Brief 1: Do the following statements agree with the Care by Volvo article? Answer yes or no for each, quoting the deciding words. (a) The California New Car Dealers Association asked Volvo last December to end Care By Volvo. (b) The New Motor Vehicle Board's vote was split. (c) Dealers began petitioning in March.
Brief 2: Copy the Care by Volvo article word for word from "Rather than take" to "manifesting last week.".

— START Text shown —

By on August 20, 2019

It’s no secret that Volvo dealers aren’t keen on the factory subscription plan. Last December, the California New Car Dealers Association even asked the manufacturer to end Care By Volvo on the grounds that it was taking business away from storefronts. The automaker responded by saying the service had proven popular with consumers, attracting new customers to the brand while reassuring dealers that version 2.0 of the subscription plan had been approved by the Volvo Retailer Advisory Board and would give shops more to do.

Rather than take the wait-and-see approach, the California New Car Dealers Association petitioned the state’s New Motor Vehicle Board. Last week, the group unanimously voted to direct the state’s DMV to investigate Care by Volvo and four claims that the service violates provisions of the California vehicle code — potentially leading to disciplinary actions. 

According to Automotive News, dealers began petitioning in January with a public hearing manifesting last week.

“This is just the first step in ensuring that manufacturers, specifically Volvo, stop going around their franchisee business partners in an attempt to retail vehicles directly. Franchise laws exist to protect dealers from this type of behavior,” Brian Maas, president of the dealers association, said in a statement. “Our dealer members support innovation, including subscription-based models, but we are against violating the law. There is a right way and a wrong way to do business in California, Care by Volvo is the wrong way.”

— END Text shown —
— START Supplied data —

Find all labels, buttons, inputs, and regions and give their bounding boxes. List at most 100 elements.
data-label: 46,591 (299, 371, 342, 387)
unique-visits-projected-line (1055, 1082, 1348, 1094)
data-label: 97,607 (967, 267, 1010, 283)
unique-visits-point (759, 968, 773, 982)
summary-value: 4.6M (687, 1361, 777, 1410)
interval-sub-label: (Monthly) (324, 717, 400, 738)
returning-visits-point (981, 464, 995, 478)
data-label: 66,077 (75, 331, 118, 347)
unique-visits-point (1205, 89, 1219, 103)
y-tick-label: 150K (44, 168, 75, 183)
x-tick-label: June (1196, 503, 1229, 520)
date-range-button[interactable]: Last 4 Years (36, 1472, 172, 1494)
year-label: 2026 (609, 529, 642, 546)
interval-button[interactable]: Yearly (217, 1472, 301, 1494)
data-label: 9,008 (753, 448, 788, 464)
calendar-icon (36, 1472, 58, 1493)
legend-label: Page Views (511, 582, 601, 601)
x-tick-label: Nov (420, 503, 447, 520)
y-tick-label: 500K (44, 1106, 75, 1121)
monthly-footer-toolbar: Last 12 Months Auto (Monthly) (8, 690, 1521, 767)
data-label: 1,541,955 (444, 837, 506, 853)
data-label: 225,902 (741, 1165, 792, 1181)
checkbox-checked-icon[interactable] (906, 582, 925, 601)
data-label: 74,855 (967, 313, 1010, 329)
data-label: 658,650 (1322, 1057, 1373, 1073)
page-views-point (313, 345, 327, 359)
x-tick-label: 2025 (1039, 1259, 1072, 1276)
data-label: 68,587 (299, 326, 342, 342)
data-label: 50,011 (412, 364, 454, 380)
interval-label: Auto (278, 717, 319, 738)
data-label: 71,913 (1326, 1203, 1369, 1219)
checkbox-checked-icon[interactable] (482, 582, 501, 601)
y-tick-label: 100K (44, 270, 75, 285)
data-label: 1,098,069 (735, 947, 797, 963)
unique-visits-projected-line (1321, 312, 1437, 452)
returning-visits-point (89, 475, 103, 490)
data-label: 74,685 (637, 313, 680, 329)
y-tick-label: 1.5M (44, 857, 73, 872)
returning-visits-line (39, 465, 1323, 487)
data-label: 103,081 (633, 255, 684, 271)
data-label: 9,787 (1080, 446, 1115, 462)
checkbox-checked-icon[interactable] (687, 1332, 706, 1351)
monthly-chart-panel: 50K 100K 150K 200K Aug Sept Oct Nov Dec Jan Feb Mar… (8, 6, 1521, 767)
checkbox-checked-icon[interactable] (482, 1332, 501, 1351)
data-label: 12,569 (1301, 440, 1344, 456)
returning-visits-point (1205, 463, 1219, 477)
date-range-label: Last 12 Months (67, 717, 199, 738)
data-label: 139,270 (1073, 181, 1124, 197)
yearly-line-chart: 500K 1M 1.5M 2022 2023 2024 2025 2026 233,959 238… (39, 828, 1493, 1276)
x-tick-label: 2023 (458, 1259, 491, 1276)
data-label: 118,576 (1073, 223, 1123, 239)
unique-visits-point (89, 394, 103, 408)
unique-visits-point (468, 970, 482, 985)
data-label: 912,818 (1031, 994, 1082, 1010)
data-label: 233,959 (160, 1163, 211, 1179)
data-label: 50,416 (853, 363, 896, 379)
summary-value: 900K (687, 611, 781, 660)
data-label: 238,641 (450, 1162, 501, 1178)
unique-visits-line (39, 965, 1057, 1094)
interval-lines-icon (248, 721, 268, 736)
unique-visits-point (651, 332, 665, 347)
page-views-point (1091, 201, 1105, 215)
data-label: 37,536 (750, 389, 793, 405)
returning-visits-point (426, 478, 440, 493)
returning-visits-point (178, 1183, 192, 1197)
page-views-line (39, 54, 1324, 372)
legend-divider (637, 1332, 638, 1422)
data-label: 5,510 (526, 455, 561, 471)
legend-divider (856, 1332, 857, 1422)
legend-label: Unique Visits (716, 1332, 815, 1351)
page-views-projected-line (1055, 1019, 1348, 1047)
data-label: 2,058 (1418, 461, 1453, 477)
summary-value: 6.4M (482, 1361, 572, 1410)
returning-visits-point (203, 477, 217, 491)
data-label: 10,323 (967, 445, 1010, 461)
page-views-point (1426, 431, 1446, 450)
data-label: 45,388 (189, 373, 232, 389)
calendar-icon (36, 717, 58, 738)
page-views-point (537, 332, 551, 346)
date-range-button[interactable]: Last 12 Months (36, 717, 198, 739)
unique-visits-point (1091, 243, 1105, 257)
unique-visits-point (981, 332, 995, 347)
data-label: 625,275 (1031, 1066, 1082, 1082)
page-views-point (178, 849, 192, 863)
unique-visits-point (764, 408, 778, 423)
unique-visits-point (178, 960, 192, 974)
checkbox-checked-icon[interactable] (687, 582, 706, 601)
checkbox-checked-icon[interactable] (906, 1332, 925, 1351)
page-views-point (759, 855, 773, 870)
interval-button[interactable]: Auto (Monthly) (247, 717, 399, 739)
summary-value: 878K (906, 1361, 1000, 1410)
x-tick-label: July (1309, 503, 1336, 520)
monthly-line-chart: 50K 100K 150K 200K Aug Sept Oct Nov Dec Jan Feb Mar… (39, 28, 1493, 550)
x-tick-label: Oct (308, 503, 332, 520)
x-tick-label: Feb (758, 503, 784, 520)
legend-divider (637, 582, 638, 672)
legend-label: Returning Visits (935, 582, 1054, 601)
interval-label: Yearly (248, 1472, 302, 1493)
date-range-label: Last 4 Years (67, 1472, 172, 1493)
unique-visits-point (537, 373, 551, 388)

— END Supplied data —

Worked answer 1:
(a) Yes: "Last December, the California New Car Dealers Association even asked the manufacturer to end Care By Volvo"
(b) No: "the group unanimously voted"
(c) No: "dealers began petitioning in January"

Worked answer 2:
Rather than take the wait-and-see approach, the California New Car Dealers Association petitioned the state’s New Motor Vehicle Board. Last week, the group unanimously voted to direct the state’s DMV to investigate Care by Volvo and four claims that the service violates provisions of the California vehicle code — potentially leading to disciplinary actions. 

According to Automotive News, dealers began petitioning in January with a public hearing manifesting last week.